>> start Input rows

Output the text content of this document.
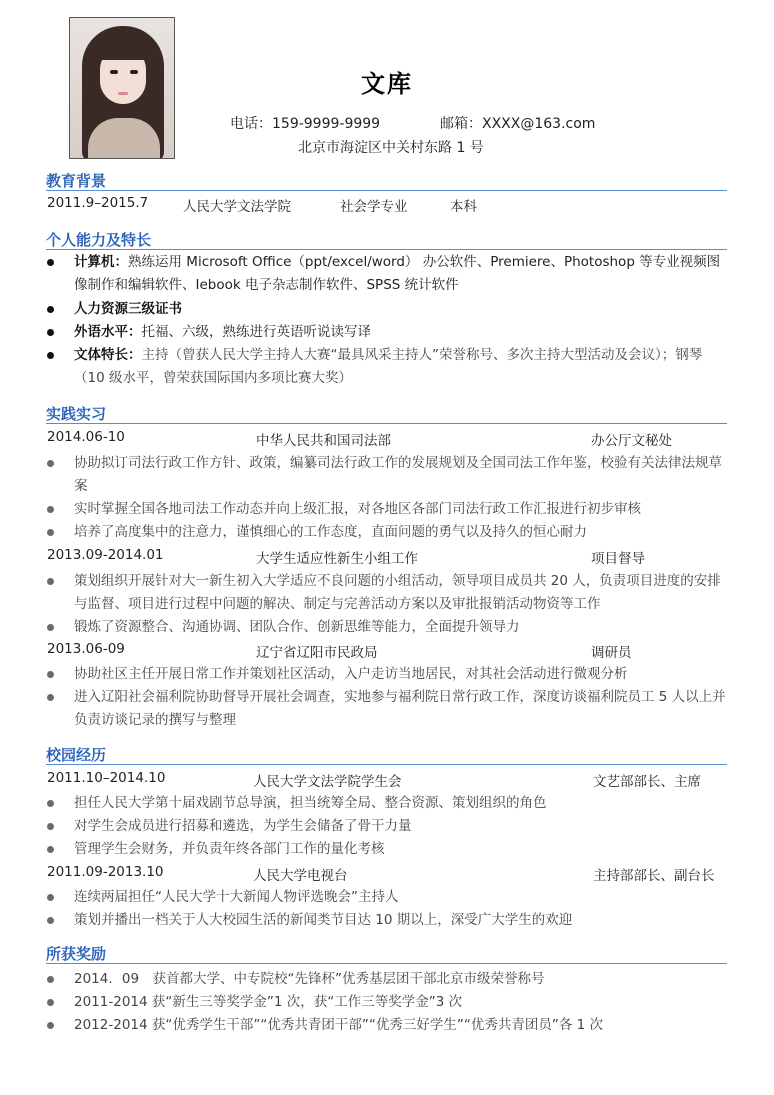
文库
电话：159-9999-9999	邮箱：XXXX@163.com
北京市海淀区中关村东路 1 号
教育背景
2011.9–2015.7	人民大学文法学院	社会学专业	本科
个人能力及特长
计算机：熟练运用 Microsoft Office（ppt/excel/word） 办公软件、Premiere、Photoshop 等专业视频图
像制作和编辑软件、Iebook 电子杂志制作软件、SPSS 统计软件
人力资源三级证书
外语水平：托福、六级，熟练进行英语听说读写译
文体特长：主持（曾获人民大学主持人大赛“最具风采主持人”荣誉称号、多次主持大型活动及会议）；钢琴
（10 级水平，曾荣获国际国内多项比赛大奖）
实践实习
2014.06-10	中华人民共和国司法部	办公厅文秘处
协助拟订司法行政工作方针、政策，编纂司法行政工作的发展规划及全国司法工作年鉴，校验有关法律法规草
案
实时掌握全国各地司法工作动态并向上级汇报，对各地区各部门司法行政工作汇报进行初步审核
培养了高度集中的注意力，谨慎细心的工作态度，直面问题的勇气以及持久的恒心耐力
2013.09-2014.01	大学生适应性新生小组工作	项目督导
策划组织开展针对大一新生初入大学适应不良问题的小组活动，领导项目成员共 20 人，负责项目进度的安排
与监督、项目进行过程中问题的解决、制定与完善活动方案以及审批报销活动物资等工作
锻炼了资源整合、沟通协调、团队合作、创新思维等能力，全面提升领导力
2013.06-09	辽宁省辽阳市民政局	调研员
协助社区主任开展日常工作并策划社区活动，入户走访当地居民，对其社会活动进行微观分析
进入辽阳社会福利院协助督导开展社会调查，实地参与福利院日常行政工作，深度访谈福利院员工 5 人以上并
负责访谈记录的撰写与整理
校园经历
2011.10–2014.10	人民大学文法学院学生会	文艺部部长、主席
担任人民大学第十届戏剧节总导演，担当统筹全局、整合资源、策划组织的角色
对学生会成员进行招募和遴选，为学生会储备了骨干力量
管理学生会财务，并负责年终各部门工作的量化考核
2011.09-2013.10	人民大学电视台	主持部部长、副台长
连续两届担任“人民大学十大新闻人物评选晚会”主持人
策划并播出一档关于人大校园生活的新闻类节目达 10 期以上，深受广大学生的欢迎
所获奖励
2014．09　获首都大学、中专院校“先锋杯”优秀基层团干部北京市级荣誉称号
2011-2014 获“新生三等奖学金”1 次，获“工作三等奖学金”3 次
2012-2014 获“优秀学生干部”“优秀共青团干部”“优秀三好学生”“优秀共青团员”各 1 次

>> end Input rows
>> start Input rows

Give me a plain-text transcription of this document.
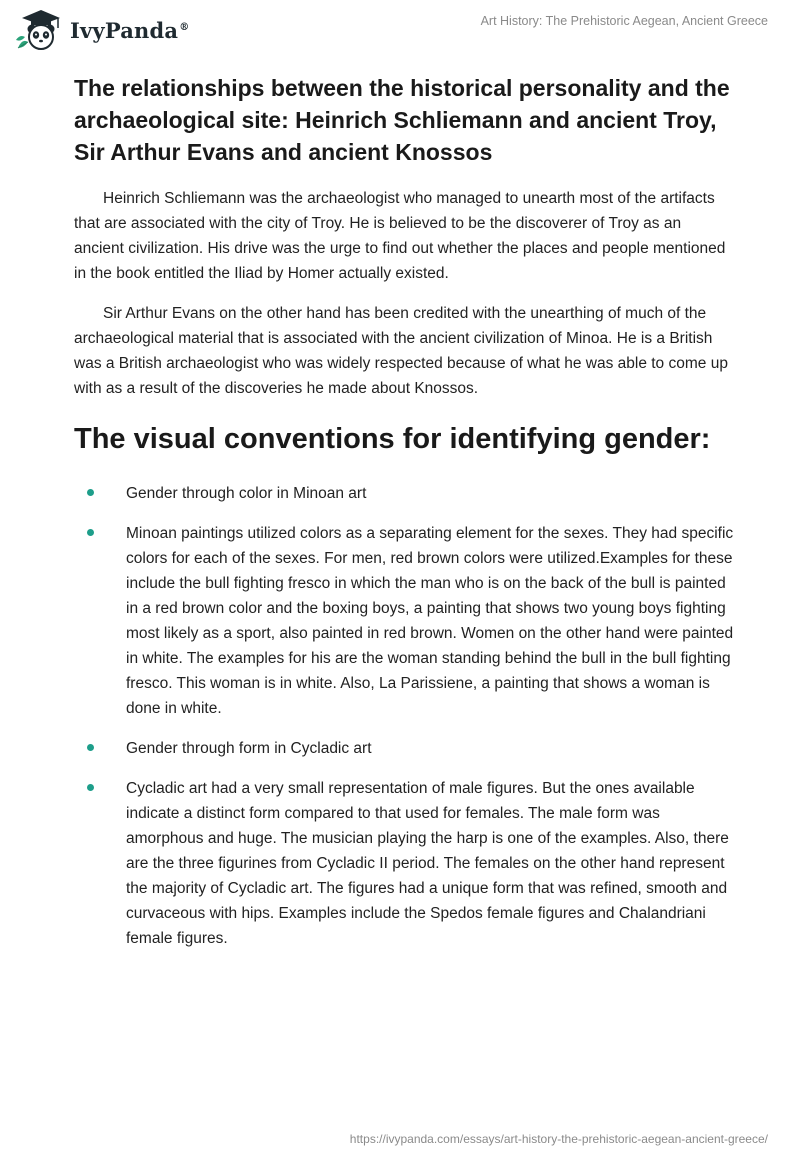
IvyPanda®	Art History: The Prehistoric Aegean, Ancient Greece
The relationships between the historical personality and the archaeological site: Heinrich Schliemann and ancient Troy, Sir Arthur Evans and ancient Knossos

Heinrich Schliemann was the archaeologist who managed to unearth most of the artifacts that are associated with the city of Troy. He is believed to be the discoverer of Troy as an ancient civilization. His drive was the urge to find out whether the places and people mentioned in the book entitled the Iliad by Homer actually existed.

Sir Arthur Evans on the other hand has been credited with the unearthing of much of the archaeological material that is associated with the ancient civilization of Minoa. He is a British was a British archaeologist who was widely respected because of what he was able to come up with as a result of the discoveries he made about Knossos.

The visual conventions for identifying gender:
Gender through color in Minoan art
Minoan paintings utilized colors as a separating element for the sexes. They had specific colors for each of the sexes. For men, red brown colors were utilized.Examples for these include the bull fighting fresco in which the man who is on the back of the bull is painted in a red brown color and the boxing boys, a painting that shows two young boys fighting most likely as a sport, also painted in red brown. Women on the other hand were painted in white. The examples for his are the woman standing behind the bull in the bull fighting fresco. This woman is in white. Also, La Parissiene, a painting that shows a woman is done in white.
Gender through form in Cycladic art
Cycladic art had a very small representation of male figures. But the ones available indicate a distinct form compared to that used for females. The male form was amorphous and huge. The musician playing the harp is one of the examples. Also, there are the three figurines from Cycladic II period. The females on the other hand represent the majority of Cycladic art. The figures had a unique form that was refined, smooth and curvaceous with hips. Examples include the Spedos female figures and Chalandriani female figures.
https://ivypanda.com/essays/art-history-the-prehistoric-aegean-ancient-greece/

>> end Input rows
>> start Input rows

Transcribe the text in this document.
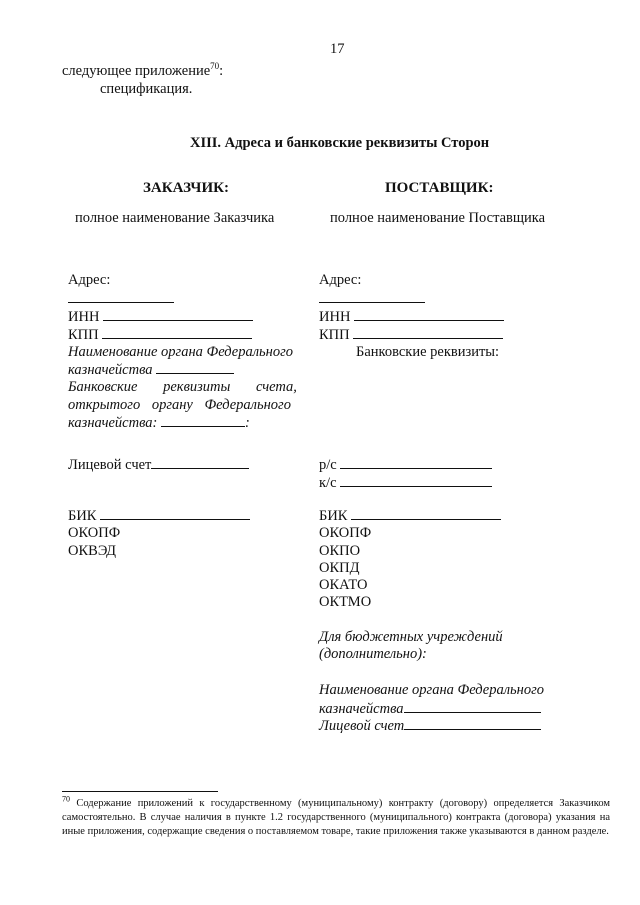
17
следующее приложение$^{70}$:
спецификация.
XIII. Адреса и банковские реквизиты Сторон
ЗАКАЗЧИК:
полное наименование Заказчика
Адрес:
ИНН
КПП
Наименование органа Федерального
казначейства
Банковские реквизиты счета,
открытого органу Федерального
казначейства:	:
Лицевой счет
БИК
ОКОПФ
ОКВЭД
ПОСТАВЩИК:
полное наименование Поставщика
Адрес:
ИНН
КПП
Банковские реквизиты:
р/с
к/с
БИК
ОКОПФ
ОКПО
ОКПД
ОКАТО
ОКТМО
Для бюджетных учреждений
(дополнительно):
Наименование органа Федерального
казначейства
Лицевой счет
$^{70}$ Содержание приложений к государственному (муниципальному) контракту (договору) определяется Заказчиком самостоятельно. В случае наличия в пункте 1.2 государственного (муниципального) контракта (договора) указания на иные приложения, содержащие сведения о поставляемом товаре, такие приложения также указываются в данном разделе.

>> end Input rows

# [Job]
Pick out each line above that includes "Minoan" and show it.

# [Problem solution]
Gender through color in Minoan art
Minoan paintings utilized colors as a separating element for the sexes. They had specific colors for each of the sexes. For men, red brown colors were utilized.Examples for these include the bull fighting fresco in which the man who is on the back of the bull is painted in a red brown color and the boxing boys, a painting that shows two young boys fighting most likely as a sport, also painted in red brown. Women on the other hand were painted in white. The examples for his are the woman standing behind the bull in the bull fighting fresco. This woman is in white. Also, La Parissiene, a painting that shows a woman is done in white.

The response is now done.